Your objective:
Write out all of the entries that follow, word for word, but skip the pictures.

Material:
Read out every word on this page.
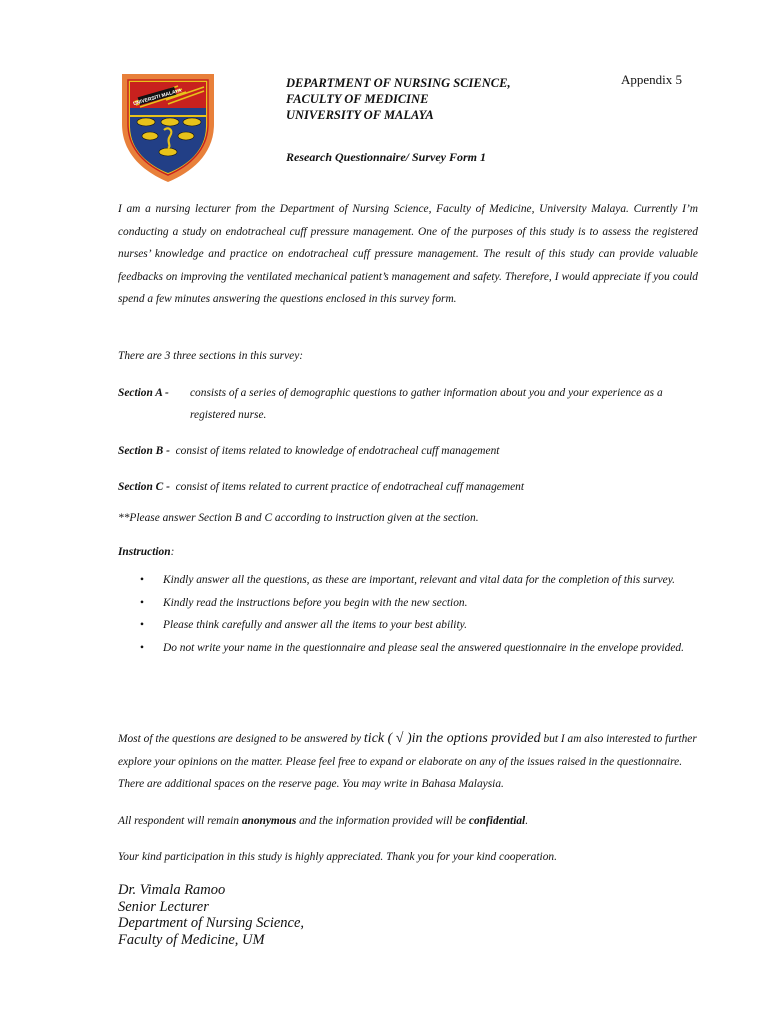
UNIVERSITI MALAYA
DEPARTMENT OF NURSING SCIENCE,
FACULTY OF MEDICINE
UNIVERSITY OF MALAYA
Appendix 5
Research Questionnaire/ Survey Form 1
I am a nursing lecturer from the Department of Nursing Science, Faculty of Medicine, University Malaya. Currently I’m conducting a study on endotracheal cuff pressure management. One of the purposes of this study is to assess the registered nurses’ knowledge and practice on endotracheal cuff pressure management. The result of this study can provide valuable feedbacks on improving the ventilated mechanical patient’s management and safety. Therefore, I would appreciate if you could spend a few minutes answering the questions enclosed in this survey form.
There are 3 three sections in this survey:
Section A - consists of a series of demographic questions to gather information about you and your experience as a registered nurse.
Section B - consist of items related to knowledge of endotracheal cuff management
Section C - consist of items related to current practice of endotracheal cuff management
**Please answer Section B and C according to instruction given at the section.
Instruction:
• Kindly answer all the questions, as these are important, relevant and vital data for the completion of this survey.
• Kindly read the instructions before you begin with the new section.
• Please think carefully and answer all the items to your best ability.
• Do not write your name in the questionnaire and please seal the answered questionnaire in the envelope provided.
Most of the questions are designed to be answered by tick ( √ )in the options provided but I am also interested to further explore your opinions on the matter. Please feel free to expand or elaborate on any of the issues raised in the questionnaire. There are additional spaces on the reserve page. You may write in Bahasa Malaysia.
All respondent will remain anonymous and the information provided will be confidential.
Your kind participation in this study is highly appreciated. Thank you for your kind cooperation.
Dr. Vimala Ramoo
Senior Lecturer
Department of Nursing Science,
Faculty of Medicine, UM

Completed exercise:
Read out every word on this page.
UNIVERSITI MALAYA
DEPARTMENT OF NURSING SCIENCE,
FACULTY OF MEDICINE
UNIVERSITY OF MALAYA
Appendix 5
Research Questionnaire/ Survey Form 1
I am a nursing lecturer from the Department of Nursing Science, Faculty of Medicine, University Malaya. Currently I’m conducting a study on endotracheal cuff pressure management. One of the purposes of this study is to assess the registered nurses’ knowledge and practice on endotracheal cuff pressure management. The result of this study can provide valuable feedbacks on improving the ventilated mechanical patient’s management and safety. Therefore, I would appreciate if you could spend a few minutes answering the questions enclosed in this survey form.
There are 3 three sections in this survey:
Section A - consists of a series of demographic questions to gather information about you and your experience as a registered nurse.
Section B - consist of items related to knowledge of endotracheal cuff management
Section C - consist of items related to current practice of endotracheal cuff management
**Please answer Section B and C according to instruction given at the section.
Instruction:
• Kindly answer all the questions, as these are important, relevant and vital data for the completion of this survey.
• Kindly read the instructions before you begin with the new section.
• Please think carefully and answer all the items to your best ability.
• Do not write your name in the questionnaire and please seal the answered questionnaire in the envelope provided.
Most of the questions are designed to be answered by tick ( √ )in the options provided but I am also interested to further explore your opinions on the matter. Please feel free to expand or elaborate on any of the issues raised in the questionnaire. There are additional spaces on the reserve page. You may write in Bahasa Malaysia.
All respondent will remain anonymous and the information provided will be confidential.
Your kind participation in this study is highly appreciated. Thank you for your kind cooperation.
Dr. Vimala Ramoo
Senior Lecturer
Department of Nursing Science,
Faculty of Medicine, UM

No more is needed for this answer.